▸ Directions for this task:
Below are the records; copy each line in them that holds the word "жінка".

▸ Data for the task:
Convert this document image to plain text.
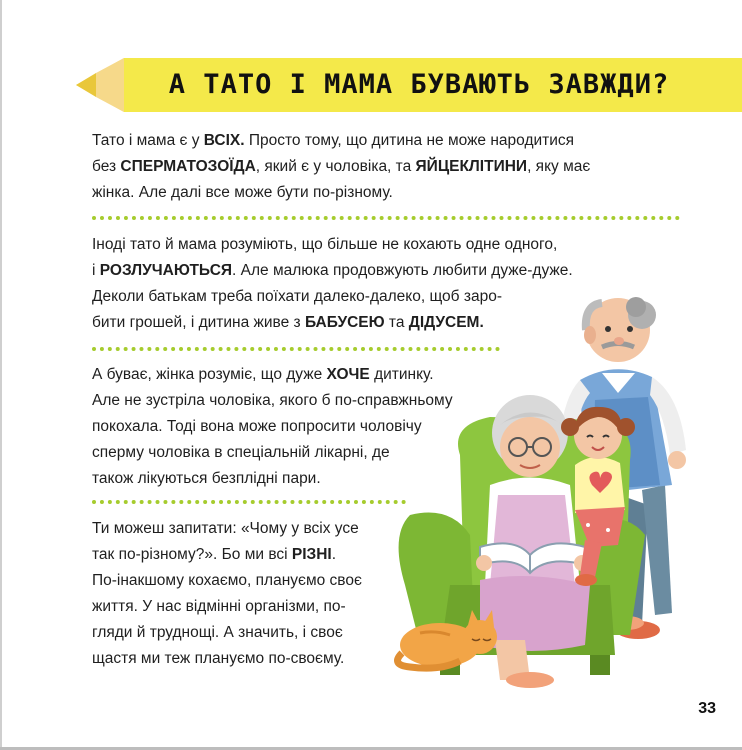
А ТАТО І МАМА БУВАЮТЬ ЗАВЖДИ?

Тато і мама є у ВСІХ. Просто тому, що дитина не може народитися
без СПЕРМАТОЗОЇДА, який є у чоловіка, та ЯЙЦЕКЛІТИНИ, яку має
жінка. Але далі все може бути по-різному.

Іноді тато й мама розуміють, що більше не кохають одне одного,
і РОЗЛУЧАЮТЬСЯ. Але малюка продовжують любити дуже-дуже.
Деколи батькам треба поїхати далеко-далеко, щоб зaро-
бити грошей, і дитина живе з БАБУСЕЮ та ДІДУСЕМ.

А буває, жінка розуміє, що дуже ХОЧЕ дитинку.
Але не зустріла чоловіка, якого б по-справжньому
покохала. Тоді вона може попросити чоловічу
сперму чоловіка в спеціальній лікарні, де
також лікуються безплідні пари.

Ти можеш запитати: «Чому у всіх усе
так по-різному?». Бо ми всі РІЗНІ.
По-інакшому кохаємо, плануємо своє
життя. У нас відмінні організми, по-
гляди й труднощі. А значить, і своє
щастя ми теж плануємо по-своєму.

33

▸ Written response:
жінка. Але далі все може бути по-різному.
А буває, жінка розуміє, що дуже ХОЧЕ дитинку.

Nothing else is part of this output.